- **Problem to solve**: Edit the items from the start through the line containing "809, 345, 823]", changing every "y-tick-label" to "y-axis-label" and leaving all else as is. Return only those lines.

Entries from a dataset:
===============
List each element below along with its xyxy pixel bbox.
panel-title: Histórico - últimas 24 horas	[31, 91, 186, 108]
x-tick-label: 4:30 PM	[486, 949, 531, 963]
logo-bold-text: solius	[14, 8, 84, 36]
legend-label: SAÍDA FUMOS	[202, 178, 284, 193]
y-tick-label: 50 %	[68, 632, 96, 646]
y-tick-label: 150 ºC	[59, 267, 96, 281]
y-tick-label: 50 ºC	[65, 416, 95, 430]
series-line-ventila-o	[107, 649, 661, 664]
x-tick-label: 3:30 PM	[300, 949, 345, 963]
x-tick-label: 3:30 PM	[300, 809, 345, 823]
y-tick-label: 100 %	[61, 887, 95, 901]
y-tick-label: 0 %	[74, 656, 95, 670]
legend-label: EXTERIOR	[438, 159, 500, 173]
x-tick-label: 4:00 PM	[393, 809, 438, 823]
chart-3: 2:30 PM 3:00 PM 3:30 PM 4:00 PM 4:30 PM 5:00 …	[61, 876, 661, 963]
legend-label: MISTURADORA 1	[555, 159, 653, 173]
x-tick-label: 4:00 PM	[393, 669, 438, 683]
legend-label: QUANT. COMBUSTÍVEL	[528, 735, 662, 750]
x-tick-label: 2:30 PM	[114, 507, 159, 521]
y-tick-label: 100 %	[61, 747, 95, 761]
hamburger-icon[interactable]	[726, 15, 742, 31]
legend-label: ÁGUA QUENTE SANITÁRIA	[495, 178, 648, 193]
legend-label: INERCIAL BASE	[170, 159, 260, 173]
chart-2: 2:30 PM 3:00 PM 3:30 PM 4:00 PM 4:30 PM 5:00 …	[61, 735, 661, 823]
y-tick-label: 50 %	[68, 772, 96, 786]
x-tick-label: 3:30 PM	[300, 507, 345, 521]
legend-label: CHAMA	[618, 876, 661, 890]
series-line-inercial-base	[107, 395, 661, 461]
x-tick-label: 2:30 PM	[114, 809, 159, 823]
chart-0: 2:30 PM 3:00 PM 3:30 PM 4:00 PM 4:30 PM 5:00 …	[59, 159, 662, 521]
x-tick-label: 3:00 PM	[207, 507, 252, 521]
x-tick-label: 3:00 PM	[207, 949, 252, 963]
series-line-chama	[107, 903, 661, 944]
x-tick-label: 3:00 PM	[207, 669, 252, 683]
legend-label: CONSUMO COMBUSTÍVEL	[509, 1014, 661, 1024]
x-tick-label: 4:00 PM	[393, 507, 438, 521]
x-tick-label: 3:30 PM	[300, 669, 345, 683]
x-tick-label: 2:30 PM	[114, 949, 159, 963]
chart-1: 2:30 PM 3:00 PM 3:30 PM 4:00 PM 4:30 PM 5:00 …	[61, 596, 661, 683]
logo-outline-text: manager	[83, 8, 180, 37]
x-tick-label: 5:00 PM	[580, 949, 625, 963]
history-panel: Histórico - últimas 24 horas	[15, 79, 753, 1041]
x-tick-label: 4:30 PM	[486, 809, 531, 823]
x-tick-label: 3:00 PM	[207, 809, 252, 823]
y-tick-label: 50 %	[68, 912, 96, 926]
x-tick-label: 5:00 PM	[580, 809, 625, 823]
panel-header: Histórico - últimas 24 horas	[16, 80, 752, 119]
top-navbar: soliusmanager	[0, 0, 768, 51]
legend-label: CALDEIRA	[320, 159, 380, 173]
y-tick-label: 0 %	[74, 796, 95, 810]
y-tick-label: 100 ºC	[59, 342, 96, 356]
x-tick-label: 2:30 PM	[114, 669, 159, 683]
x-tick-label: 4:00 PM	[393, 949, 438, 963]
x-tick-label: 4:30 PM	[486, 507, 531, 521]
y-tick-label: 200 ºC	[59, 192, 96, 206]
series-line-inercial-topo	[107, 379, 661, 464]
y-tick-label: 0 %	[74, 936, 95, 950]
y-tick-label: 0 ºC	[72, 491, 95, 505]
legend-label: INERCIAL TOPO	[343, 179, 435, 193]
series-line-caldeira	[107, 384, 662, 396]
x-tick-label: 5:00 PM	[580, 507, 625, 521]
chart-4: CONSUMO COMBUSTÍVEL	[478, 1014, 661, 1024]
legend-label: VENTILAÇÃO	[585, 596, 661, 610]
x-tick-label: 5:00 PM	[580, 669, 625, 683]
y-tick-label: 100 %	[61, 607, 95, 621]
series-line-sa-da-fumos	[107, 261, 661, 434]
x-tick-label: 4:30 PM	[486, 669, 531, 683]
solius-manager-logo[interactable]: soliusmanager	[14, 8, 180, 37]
===============
- **Correct output**:
List each element below along with its xyxy pixel bbox.
panel-title: Histórico - últimas 24 horas	[31, 91, 186, 108]
x-tick-label: 4:30 PM	[486, 949, 531, 963]
logo-bold-text: solius	[14, 8, 84, 36]
legend-label: SAÍDA FUMOS	[202, 178, 284, 193]
y-axis-label: 50 %	[68, 632, 96, 646]
y-axis-label: 150 ºC	[59, 267, 96, 281]
y-axis-label: 50 ºC	[65, 416, 95, 430]
series-line-ventila-o	[107, 649, 661, 664]
x-tick-label: 3:30 PM	[300, 949, 345, 963]
x-tick-label: 3:30 PM	[300, 809, 345, 823]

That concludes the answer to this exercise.